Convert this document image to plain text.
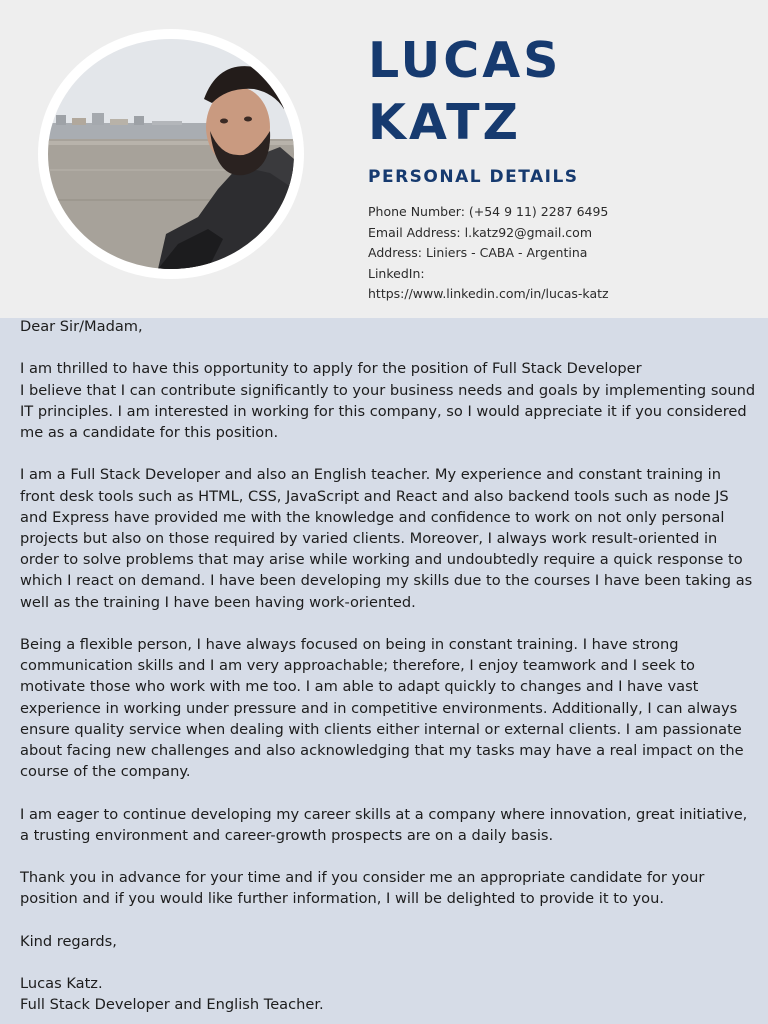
LUCAS
KATZ
PERSONAL DETAILS
Phone Number: (+54 9 11) 2287 6495
Email Address: l.katz92@gmail.com
Address: Liniers - CABA - Argentina
LinkedIn:
https://www.linkedin.com/in/lucas-katz

Dear Sir/Madam,

I am thrilled to have this opportunity to apply for the position of Full Stack Developer
I believe that I can contribute significantly to your business needs and goals by implementing sound IT principles. I am interested in working for this company, so I would appreciate it if you considered me as a candidate for this position.

I am a Full Stack Developer and also an English teacher. My experience and constant training in front desk tools such as HTML, CSS, JavaScript and React and also backend tools such as node JS and Express have provided me with the knowledge and confidence to work on not only personal projects but also on those required by varied clients. Moreover, I always work result-oriented in order to solve problems that may arise while working and undoubtedly require a quick response to which I react on demand. I have been developing my skills due to the courses I have been taking as well as the training I have been having work-oriented.

Being a flexible person, I have always focused on being in constant training. I have strong communication skills and I am very approachable; therefore, I enjoy teamwork and I seek to motivate those who work with me too. I am able to adapt quickly to changes and I have vast experience in working under pressure and in competitive environments. Additionally, I can always ensure quality service when dealing with clients either internal or external clients. I am passionate about facing new challenges and also acknowledging that my tasks may have a real impact on the course of the company.

I am eager to continue developing my career skills at a company where innovation, great initiative, a trusting environment and career-growth prospects are on a daily basis.

Thank you in advance for your time and if you consider me an appropriate candidate for your position and if you would like further information, I will be delighted to provide it to you.

Kind regards,

Lucas Katz.
Full Stack Developer and English Teacher.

EXERCISE: Write out the entries again, exactly as given, skipping any images.

WRITTEN SOLUTION:
Convert this document image to plain text.
LUCAS
KATZ
PERSONAL DETAILS
Phone Number: (+54 9 11) 2287 6495
Email Address: l.katz92@gmail.com
Address: Liniers - CABA - Argentina
LinkedIn:
https://www.linkedin.com/in/lucas-katz

Dear Sir/Madam,

I am thrilled to have this opportunity to apply for the position of Full Stack Developer
I believe that I can contribute significantly to your business needs and goals by implementing sound IT principles. I am interested in working for this company, so I would appreciate it if you considered me as a candidate for this position.

I am a Full Stack Developer and also an English teacher. My experience and constant training in front desk tools such as HTML, CSS, JavaScript and React and also backend tools such as node JS and Express have provided me with the knowledge and confidence to work on not only personal projects but also on those required by varied clients. Moreover, I always work result-oriented in order to solve problems that may arise while working and undoubtedly require a quick response to which I react on demand. I have been developing my skills due to the courses I have been taking as well as the training I have been having work-oriented.

Being a flexible person, I have always focused on being in constant training. I have strong communication skills and I am very approachable; therefore, I enjoy teamwork and I seek to motivate those who work with me too. I am able to adapt quickly to changes and I have vast experience in working under pressure and in competitive environments. Additionally, I can always ensure quality service when dealing with clients either internal or external clients. I am passionate about facing new challenges and also acknowledging that my tasks may have a real impact on the course of the company.

I am eager to continue developing my career skills at a company where innovation, great initiative, a trusting environment and career-growth prospects are on a daily basis.

Thank you in advance for your time and if you consider me an appropriate candidate for your position and if you would like further information, I will be delighted to provide it to you.

Kind regards,

Lucas Katz.
Full Stack Developer and English Teacher.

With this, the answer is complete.